**Written task**.
Set every record down verbatim and omit the pictures.

**Input rows**.
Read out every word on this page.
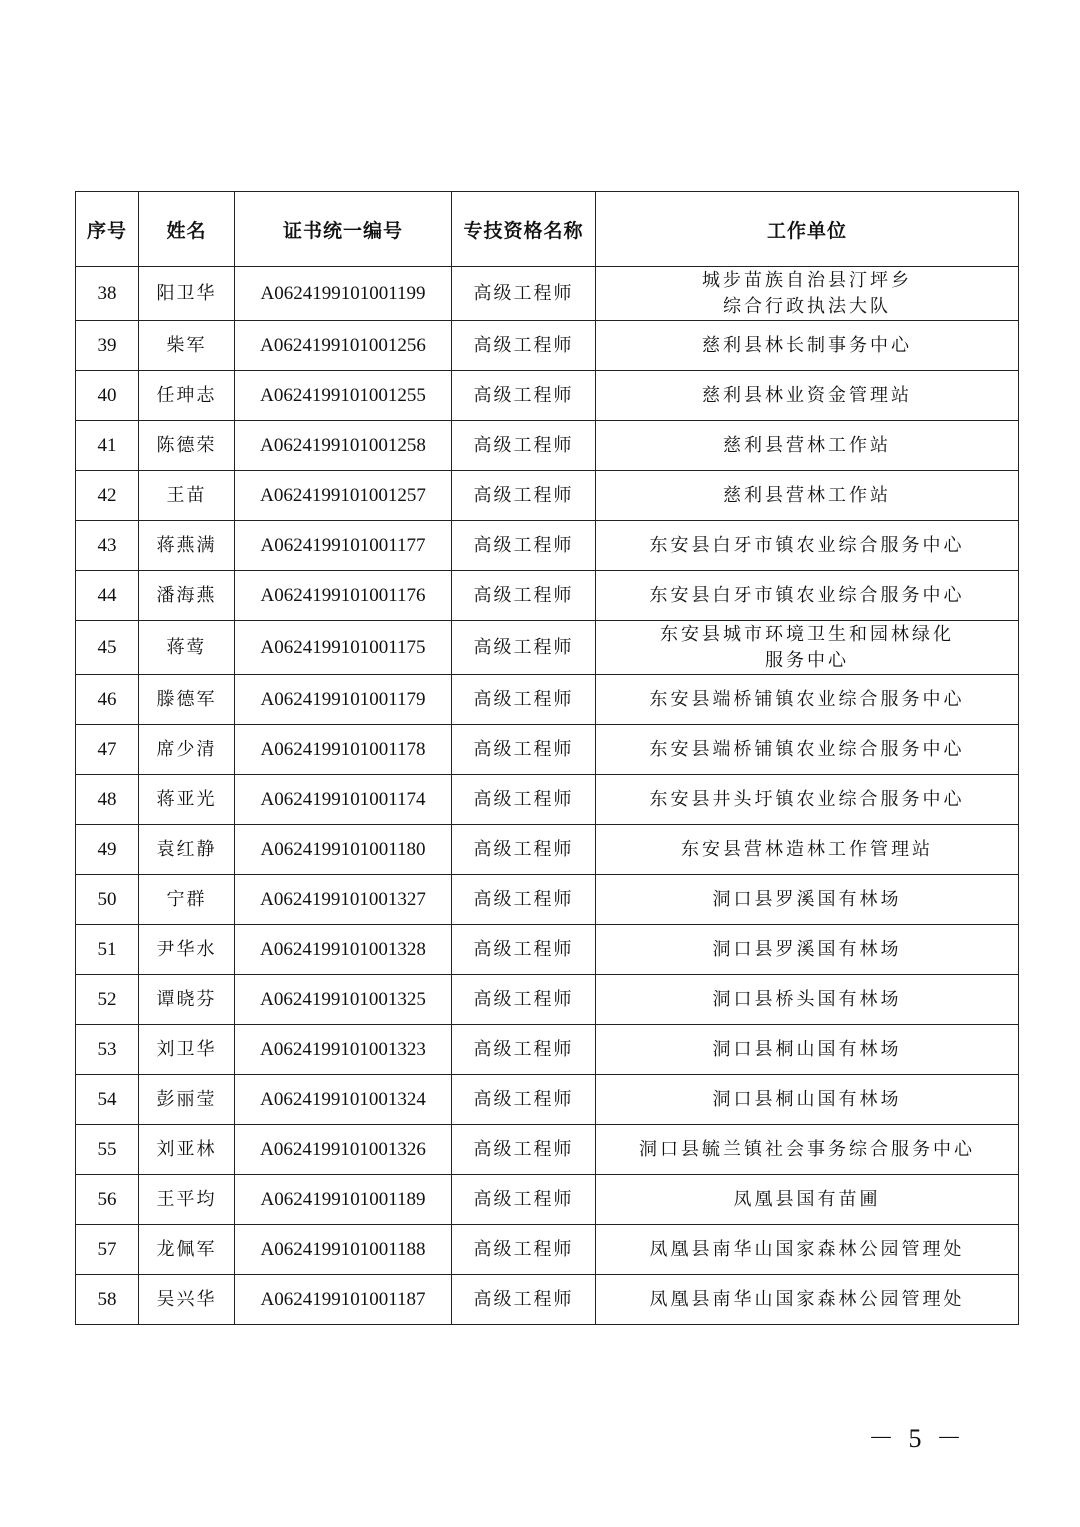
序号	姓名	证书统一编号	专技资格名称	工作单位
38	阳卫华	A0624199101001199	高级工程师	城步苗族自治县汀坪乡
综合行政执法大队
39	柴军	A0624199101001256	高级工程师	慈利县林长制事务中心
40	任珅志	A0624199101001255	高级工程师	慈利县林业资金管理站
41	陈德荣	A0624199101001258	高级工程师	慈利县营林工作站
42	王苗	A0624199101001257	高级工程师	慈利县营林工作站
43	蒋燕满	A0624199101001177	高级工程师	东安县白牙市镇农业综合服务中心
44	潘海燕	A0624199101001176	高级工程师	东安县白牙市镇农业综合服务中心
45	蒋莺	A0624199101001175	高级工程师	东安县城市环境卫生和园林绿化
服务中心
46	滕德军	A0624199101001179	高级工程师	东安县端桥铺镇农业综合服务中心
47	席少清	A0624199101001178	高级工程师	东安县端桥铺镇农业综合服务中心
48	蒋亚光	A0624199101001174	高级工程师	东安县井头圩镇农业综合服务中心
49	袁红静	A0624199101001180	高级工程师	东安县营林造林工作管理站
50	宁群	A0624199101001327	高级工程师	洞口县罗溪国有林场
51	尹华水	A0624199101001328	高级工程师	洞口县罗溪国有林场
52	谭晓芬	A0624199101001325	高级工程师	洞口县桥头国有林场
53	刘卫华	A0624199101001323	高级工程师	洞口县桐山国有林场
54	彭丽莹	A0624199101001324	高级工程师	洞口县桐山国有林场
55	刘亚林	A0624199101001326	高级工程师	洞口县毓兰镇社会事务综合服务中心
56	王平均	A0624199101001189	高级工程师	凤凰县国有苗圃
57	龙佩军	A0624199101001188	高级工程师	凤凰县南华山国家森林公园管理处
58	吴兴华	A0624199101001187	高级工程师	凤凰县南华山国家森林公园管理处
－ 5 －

**Exercise response**.
Read out every word on this page.
序号	姓名	证书统一编号	专技资格名称	工作单位
38	阳卫华	A0624199101001199	高级工程师	城步苗族自治县汀坪乡
综合行政执法大队
39	柴军	A0624199101001256	高级工程师	慈利县林长制事务中心
40	任珅志	A0624199101001255	高级工程师	慈利县林业资金管理站
41	陈德荣	A0624199101001258	高级工程师	慈利县营林工作站
42	王苗	A0624199101001257	高级工程师	慈利县营林工作站
43	蒋燕满	A0624199101001177	高级工程师	东安县白牙市镇农业综合服务中心
44	潘海燕	A0624199101001176	高级工程师	东安县白牙市镇农业综合服务中心
45	蒋莺	A0624199101001175	高级工程师	东安县城市环境卫生和园林绿化
服务中心
46	滕德军	A0624199101001179	高级工程师	东安县端桥铺镇农业综合服务中心
47	席少清	A0624199101001178	高级工程师	东安县端桥铺镇农业综合服务中心
48	蒋亚光	A0624199101001174	高级工程师	东安县井头圩镇农业综合服务中心
49	袁红静	A0624199101001180	高级工程师	东安县营林造林工作管理站
50	宁群	A0624199101001327	高级工程师	洞口县罗溪国有林场
51	尹华水	A0624199101001328	高级工程师	洞口县罗溪国有林场
52	谭晓芬	A0624199101001325	高级工程师	洞口县桥头国有林场
53	刘卫华	A0624199101001323	高级工程师	洞口县桐山国有林场
54	彭丽莹	A0624199101001324	高级工程师	洞口县桐山国有林场
55	刘亚林	A0624199101001326	高级工程师	洞口县毓兰镇社会事务综合服务中心
56	王平均	A0624199101001189	高级工程师	凤凰县国有苗圃
57	龙佩军	A0624199101001188	高级工程师	凤凰县南华山国家森林公园管理处
58	吴兴华	A0624199101001187	高级工程师	凤凰县南华山国家森林公园管理处
－ 5 －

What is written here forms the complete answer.